**DOCUMENT SECTION:**
Japan
Stand in the middle of a Tokyo crosswalk at rush hour and you'll feel something hard to explain. Thousands of people moving past you, polished and brilliant and busy, in one of the most educated, most advanced countries on the planet. Bullet trains hitting 200 miles an hour. Ancient temples around the corner from the most futuristic city you've ever seen. And then this fact lands: out of every hundred people brushing past your shoulder, roughly one of them knows Jesus.
One.
Japan is one of the least-reached developed nations on earth. Not because it's poor or closed, but because the Gospel has just never taken deep root here. Most Japanese practice some blend of Buddhism and Shinto, and Christianity has stayed at the edges for generations. That's exactly why it makes Remnant. This is some of the hardest soil there is, and somebody has to be willing to plant in it.

**MATERIAL SHOWN:**
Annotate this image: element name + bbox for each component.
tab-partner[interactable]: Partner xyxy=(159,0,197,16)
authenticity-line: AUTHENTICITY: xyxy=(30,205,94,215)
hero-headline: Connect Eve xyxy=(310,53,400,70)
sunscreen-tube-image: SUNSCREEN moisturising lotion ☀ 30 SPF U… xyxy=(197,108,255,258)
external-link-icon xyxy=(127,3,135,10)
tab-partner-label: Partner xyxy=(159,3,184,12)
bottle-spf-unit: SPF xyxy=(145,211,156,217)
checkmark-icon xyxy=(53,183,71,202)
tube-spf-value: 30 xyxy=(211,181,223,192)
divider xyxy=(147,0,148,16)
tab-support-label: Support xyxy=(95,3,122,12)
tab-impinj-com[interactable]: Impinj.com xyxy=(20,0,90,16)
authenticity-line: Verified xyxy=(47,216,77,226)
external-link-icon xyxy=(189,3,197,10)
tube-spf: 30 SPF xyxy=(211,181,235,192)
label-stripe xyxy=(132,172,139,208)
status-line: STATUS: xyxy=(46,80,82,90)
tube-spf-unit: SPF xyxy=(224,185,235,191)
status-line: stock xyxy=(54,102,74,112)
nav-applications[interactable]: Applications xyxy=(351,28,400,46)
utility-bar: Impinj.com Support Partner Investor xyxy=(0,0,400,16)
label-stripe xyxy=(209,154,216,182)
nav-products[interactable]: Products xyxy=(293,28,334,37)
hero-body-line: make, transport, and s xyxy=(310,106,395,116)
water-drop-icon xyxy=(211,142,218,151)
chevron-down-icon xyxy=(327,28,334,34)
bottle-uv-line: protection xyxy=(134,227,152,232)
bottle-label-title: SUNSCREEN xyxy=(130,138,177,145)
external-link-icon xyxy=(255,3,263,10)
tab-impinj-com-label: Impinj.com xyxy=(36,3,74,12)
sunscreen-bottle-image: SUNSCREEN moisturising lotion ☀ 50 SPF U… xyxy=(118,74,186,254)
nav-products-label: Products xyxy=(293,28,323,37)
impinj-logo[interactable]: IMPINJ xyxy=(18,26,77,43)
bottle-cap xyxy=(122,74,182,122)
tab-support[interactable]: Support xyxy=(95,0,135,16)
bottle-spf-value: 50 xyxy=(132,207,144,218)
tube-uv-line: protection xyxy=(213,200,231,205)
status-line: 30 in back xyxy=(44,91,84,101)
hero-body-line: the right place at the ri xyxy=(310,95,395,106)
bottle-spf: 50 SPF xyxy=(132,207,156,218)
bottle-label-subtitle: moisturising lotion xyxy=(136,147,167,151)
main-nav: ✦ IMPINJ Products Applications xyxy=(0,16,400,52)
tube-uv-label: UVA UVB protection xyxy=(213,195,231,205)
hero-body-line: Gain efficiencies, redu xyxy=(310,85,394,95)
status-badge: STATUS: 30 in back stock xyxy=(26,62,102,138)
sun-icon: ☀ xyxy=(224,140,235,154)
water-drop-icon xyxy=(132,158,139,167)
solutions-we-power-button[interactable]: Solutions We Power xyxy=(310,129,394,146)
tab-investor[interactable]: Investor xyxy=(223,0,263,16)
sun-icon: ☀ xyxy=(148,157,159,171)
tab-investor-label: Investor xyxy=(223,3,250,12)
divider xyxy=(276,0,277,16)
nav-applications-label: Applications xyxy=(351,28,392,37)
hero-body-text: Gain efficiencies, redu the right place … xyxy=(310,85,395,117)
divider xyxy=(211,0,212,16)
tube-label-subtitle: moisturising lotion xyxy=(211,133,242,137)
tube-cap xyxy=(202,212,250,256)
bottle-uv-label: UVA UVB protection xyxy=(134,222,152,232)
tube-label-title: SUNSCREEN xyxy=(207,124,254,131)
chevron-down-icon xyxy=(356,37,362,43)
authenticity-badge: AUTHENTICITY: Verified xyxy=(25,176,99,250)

**EXERCISE REQUIREMENTS:**
**1)** Answer these questions using the passage on Japan:
(a) What speed does the passage give for bullet trains?
(b) Out of every hundred people, roughly how many know Jesus, according to the passage?
(c) What do most Japanese practice, according to the passage?
**2)** From the passage on Japan, return the part that opens with the words containing "Japan is one" and closes with "plant in it.", copied word for word.
The material shown above was drawn from a separate source unrelated to the passage on Japan.

**SOLUTIONS TO THE PROBLEMS:**
**1)**
(a) 200 miles an hour.
(b) Roughly one.
(c) Some blend of Buddhism and Shinto.

**2)**
Japan is one of the least-reached developed nations on earth. Not because it's poor or closed, but because the Gospel has just never taken deep root here. Most Japanese practice some blend of Buddhism and Shinto, and Christianity has stayed at the edges for generations. That's exactly why it makes Remnant. This is some of the hardest soil there is, and somebody has to be willing to plant in it.